— begin DATA SHOWN —
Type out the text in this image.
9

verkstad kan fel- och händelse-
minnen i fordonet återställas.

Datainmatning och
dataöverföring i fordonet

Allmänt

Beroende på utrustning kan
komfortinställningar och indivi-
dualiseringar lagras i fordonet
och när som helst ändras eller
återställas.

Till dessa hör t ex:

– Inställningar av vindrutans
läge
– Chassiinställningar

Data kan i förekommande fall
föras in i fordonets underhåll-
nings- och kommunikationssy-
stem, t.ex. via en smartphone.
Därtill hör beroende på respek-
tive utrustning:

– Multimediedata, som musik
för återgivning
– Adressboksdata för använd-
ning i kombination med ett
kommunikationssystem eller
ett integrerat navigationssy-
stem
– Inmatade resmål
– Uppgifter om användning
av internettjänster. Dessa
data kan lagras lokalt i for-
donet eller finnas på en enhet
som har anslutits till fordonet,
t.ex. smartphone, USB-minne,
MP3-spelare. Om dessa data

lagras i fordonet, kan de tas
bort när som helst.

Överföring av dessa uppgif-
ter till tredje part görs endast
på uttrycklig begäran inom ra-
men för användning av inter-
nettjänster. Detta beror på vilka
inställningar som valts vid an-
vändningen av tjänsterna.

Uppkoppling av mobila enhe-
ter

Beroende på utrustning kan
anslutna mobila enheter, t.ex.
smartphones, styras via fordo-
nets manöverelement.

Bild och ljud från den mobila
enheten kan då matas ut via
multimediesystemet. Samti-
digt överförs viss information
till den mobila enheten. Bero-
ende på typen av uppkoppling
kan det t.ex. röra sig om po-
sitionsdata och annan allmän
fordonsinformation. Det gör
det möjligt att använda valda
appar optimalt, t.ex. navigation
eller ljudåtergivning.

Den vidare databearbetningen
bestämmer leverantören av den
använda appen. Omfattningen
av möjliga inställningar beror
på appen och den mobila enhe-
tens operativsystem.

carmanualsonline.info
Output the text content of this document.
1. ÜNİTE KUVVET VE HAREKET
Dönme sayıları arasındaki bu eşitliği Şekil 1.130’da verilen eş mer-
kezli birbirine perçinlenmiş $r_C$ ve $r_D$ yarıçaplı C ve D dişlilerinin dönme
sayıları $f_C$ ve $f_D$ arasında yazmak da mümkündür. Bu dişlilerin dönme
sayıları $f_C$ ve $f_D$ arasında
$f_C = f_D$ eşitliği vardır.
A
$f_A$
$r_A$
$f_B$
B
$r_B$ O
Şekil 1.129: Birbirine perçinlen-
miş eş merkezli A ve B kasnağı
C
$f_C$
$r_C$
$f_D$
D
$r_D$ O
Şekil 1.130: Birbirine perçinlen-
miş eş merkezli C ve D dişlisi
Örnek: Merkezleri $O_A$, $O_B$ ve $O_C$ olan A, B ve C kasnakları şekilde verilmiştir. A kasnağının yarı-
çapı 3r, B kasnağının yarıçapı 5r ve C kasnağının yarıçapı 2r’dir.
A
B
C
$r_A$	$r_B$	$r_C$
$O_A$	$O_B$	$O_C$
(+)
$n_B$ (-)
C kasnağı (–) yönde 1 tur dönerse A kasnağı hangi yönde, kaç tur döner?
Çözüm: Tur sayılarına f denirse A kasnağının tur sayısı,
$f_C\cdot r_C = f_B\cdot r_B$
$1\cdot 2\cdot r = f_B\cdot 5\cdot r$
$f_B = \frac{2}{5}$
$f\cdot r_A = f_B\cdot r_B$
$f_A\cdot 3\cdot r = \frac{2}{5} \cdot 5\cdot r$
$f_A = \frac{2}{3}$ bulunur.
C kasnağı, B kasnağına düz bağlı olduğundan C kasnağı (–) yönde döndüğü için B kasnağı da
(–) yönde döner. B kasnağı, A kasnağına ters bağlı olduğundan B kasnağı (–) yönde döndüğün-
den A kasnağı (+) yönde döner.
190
— end DATA SHOWN —
**CHALLENGE**
Nothing but the lines from the one with "Output the text content of this document." through the last line should be repeated, each exactly as it stands.

**TASK OUTPUT**
Output the text content of this document.
1. ÜNİTE KUVVET VE HAREKET
Dönme sayıları arasındaki bu eşitliği Şekil 1.130’da verilen eş mer-
kezli birbirine perçinlenmiş $r_C$ ve $r_D$ yarıçaplı C ve D dişlilerinin dönme
sayıları $f_C$ ve $f_D$ arasında yazmak da mümkündür. Bu dişlilerin dönme
sayıları $f_C$ ve $f_D$ arasında
$f_C = f_D$ eşitliği vardır.
A
$f_A$
$r_A$
$f_B$
B
$r_B$ O
Şekil 1.129: Birbirine perçinlen-
miş eş merkezli A ve B kasnağı
C
$f_C$
$r_C$
$f_D$
D
$r_D$ O
Şekil 1.130: Birbirine perçinlen-
miş eş merkezli C ve D dişlisi
Örnek: Merkezleri $O_A$, $O_B$ ve $O_C$ olan A, B ve C kasnakları şekilde verilmiştir. A kasnağının yarı-
çapı 3r, B kasnağının yarıçapı 5r ve C kasnağının yarıçapı 2r’dir.
A
B
C
$r_A$	$r_B$	$r_C$
$O_A$	$O_B$	$O_C$
(+)
$n_B$ (-)
C kasnağı (–) yönde 1 tur dönerse A kasnağı hangi yönde, kaç tur döner?
Çözüm: Tur sayılarına f denirse A kasnağının tur sayısı,
$f_C\cdot r_C = f_B\cdot r_B$
$1\cdot 2\cdot r = f_B\cdot 5\cdot r$
$f_B = \frac{2}{5}$
$f\cdot r_A = f_B\cdot r_B$
$f_A\cdot 3\cdot r = \frac{2}{5} \cdot 5\cdot r$
$f_A = \frac{2}{3}$ bulunur.
C kasnağı, B kasnağına düz bağlı olduğundan C kasnağı (–) yönde döndüğü için B kasnağı da
(–) yönde döner. B kasnağı, A kasnağına ters bağlı olduğundan B kasnağı (–) yönde döndüğün-
den A kasnağı (+) yönde döner.
190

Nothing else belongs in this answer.